[Task] Tell how many lines in the data below include the word "this". The answer is the number only.

[Information shown]
################

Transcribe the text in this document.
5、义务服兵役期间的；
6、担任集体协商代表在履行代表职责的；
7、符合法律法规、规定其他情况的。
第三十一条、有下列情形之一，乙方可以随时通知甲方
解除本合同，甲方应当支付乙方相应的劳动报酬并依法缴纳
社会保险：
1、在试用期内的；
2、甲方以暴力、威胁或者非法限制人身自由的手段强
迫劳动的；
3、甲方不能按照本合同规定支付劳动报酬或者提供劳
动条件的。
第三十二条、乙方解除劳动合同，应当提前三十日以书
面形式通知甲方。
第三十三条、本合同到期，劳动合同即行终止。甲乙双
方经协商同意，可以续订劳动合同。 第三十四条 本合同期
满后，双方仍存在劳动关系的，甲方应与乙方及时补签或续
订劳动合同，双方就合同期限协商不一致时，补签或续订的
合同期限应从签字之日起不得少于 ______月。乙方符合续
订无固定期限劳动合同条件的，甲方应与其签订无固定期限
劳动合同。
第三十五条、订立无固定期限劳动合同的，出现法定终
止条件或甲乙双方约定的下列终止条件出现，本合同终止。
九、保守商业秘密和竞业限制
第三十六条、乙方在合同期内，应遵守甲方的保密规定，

################

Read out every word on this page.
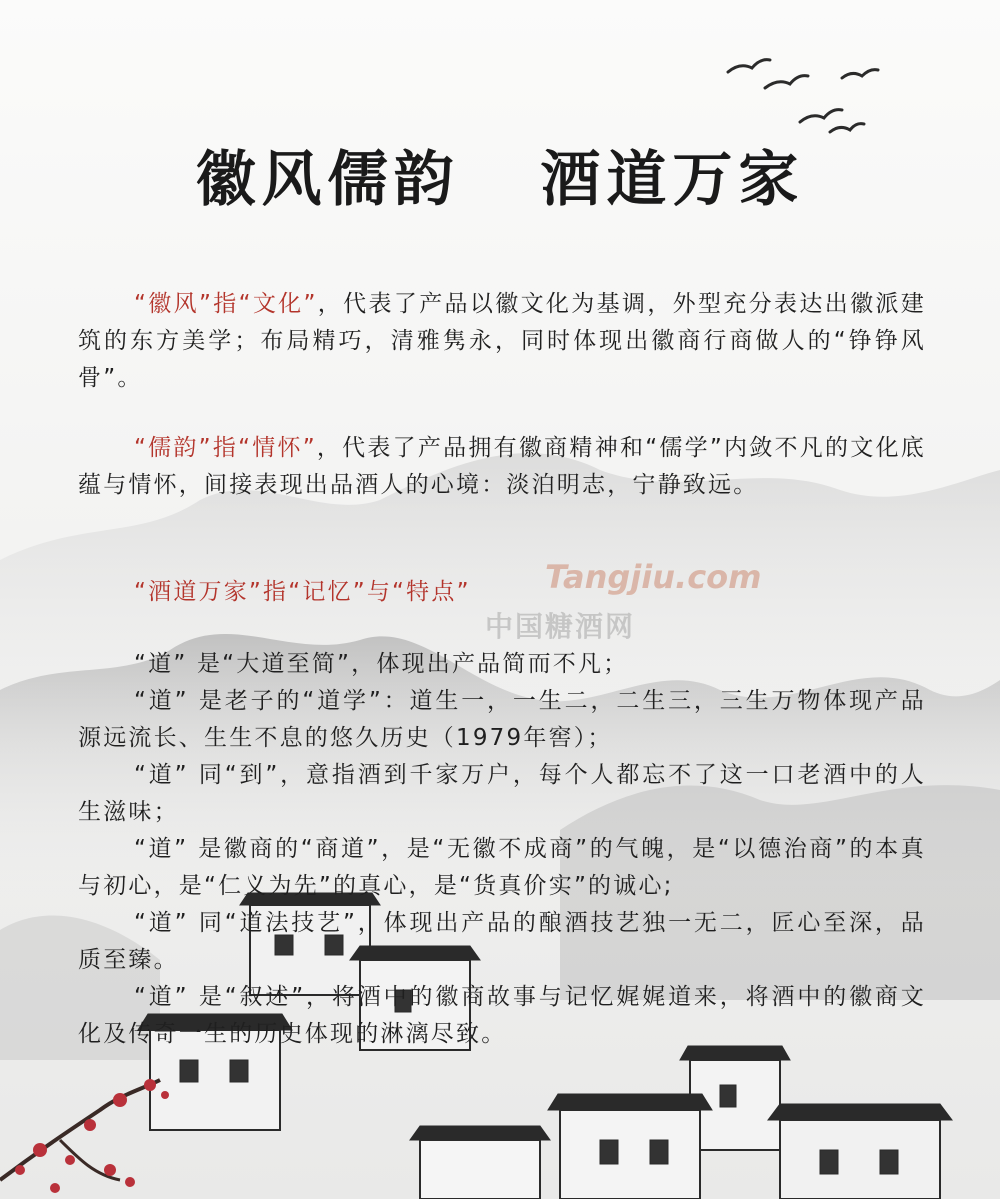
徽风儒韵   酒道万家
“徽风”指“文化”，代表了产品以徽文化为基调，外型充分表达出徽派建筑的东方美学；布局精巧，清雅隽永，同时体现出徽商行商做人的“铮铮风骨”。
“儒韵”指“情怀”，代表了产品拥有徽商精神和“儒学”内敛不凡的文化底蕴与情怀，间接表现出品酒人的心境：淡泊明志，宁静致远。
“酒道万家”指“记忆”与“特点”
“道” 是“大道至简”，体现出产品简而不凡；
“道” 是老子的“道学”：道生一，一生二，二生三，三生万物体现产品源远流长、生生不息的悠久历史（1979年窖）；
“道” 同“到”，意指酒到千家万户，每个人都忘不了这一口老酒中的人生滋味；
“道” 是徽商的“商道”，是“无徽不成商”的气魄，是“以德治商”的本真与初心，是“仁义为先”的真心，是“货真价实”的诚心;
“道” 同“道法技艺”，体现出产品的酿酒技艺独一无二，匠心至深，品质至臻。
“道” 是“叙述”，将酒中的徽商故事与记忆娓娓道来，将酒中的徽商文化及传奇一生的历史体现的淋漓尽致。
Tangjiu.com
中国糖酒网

################

[Reply] 2